Filter the records below down to lines containing "降低成本".
— START Record excerpts —
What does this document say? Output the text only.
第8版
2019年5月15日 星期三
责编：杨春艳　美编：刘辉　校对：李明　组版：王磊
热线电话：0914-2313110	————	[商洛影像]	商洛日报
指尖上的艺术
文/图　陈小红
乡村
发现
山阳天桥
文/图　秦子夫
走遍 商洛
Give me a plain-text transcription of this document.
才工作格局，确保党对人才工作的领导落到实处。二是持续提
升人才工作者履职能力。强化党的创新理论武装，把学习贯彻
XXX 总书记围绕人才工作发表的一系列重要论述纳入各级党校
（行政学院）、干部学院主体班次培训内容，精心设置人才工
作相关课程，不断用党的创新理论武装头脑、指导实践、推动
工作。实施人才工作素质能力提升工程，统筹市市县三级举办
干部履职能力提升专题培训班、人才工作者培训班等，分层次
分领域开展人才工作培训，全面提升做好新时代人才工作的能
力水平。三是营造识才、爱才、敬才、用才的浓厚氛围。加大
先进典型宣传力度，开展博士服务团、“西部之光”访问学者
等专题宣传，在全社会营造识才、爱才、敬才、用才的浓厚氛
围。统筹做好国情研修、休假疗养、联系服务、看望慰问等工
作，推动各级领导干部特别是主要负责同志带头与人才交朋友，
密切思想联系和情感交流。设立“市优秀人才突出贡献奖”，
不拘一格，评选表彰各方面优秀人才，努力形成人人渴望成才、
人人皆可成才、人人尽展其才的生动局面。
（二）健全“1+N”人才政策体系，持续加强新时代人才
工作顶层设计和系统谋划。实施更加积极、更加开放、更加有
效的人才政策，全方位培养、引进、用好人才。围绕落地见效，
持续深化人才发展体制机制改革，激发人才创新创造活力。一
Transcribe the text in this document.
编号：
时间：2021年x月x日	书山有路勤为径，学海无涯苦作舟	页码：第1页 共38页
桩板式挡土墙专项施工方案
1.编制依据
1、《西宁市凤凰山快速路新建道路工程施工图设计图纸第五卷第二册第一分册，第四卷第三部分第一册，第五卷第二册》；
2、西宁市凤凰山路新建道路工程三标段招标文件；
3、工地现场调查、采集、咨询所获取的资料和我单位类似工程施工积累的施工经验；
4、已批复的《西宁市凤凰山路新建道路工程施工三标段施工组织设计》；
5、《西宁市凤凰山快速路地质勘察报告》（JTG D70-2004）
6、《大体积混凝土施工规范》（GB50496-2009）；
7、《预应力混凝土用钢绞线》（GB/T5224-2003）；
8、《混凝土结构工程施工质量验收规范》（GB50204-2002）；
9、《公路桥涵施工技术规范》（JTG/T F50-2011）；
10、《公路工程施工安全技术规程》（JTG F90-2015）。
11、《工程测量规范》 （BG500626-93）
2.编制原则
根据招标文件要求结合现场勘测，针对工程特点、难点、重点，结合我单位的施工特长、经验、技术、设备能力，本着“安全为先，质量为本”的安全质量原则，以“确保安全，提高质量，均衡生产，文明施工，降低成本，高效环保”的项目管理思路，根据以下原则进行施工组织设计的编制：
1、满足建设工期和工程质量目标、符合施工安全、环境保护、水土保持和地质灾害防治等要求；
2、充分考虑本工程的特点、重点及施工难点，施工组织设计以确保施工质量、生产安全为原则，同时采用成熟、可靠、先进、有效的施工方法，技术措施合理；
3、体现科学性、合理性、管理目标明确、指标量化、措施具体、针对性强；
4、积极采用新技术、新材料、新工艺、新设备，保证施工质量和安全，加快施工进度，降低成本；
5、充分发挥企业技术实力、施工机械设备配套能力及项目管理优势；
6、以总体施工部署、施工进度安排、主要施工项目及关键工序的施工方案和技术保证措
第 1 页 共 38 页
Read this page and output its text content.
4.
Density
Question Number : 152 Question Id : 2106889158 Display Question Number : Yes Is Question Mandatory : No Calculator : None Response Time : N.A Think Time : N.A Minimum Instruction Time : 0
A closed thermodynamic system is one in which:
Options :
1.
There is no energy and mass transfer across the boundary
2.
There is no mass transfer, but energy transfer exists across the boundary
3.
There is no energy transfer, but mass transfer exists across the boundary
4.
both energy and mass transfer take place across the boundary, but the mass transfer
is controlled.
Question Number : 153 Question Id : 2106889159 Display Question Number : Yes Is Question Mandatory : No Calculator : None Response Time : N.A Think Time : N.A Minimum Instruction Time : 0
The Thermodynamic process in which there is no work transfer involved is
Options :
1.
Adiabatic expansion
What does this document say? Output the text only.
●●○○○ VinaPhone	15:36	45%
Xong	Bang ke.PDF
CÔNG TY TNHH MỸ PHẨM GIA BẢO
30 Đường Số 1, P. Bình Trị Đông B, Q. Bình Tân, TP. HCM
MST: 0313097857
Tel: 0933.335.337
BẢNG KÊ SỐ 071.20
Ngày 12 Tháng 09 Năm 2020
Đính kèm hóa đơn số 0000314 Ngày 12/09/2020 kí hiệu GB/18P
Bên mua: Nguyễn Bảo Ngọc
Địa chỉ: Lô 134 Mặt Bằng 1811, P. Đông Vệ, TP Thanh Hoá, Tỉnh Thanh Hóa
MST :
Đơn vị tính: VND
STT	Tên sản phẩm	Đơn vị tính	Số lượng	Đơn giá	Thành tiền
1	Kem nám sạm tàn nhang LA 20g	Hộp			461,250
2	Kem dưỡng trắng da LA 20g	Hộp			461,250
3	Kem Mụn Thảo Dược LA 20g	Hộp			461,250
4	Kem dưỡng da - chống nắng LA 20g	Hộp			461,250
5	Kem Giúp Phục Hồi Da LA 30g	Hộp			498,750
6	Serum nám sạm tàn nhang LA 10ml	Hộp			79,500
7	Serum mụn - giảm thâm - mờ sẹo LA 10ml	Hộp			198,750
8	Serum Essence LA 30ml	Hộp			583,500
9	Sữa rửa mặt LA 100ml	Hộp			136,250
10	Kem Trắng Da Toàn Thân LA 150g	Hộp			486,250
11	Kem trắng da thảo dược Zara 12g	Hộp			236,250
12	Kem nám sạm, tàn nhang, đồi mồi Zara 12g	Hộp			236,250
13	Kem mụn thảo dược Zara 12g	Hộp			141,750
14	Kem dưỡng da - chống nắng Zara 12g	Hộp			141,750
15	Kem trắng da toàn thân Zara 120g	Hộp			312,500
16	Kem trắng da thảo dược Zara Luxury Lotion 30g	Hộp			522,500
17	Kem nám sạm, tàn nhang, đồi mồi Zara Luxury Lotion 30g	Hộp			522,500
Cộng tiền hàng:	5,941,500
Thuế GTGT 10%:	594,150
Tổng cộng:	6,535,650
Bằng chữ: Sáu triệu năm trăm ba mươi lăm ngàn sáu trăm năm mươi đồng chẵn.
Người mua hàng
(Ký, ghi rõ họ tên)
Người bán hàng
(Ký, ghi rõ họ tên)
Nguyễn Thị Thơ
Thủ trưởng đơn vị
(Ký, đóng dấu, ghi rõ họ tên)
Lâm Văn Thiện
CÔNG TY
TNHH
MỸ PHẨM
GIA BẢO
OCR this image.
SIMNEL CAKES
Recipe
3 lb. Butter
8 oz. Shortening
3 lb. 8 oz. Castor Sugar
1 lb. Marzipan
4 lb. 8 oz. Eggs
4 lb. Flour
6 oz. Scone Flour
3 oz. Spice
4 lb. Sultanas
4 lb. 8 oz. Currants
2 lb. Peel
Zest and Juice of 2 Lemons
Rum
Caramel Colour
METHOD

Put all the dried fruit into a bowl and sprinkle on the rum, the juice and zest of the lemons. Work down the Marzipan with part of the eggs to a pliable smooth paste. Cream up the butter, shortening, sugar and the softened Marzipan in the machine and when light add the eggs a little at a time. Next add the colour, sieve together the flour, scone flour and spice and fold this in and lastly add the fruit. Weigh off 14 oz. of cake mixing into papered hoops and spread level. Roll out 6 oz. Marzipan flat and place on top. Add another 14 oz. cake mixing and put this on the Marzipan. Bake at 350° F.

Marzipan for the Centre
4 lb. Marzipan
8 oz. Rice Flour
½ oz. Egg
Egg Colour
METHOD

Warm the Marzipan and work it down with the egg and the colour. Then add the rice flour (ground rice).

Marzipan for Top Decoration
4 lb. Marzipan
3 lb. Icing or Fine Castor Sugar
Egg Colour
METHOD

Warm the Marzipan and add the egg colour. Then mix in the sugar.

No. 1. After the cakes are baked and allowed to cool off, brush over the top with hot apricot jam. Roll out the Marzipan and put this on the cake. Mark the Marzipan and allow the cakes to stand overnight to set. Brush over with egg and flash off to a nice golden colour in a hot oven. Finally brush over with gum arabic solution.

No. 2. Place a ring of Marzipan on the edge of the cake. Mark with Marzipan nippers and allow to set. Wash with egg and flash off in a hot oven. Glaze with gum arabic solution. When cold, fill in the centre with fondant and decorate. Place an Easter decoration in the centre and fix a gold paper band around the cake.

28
— END Record excerpts —
• **Exercise answer**:
根据招标文件要求结合现场勘测，针对工程特点、难点、重点，结合我单位的施工特长、经验、技术、设备能力，本着“安全为先，质量为本”的安全质量原则，以“确保安全，提高质量，均衡生产，文明施工，降低成本，高效环保”的项目管理思路，根据以下原则进行施工组织设计的编制：
4、积极采用新技术、新材料、新工艺、新设备，保证施工质量和安全，加快施工进度，降低成本；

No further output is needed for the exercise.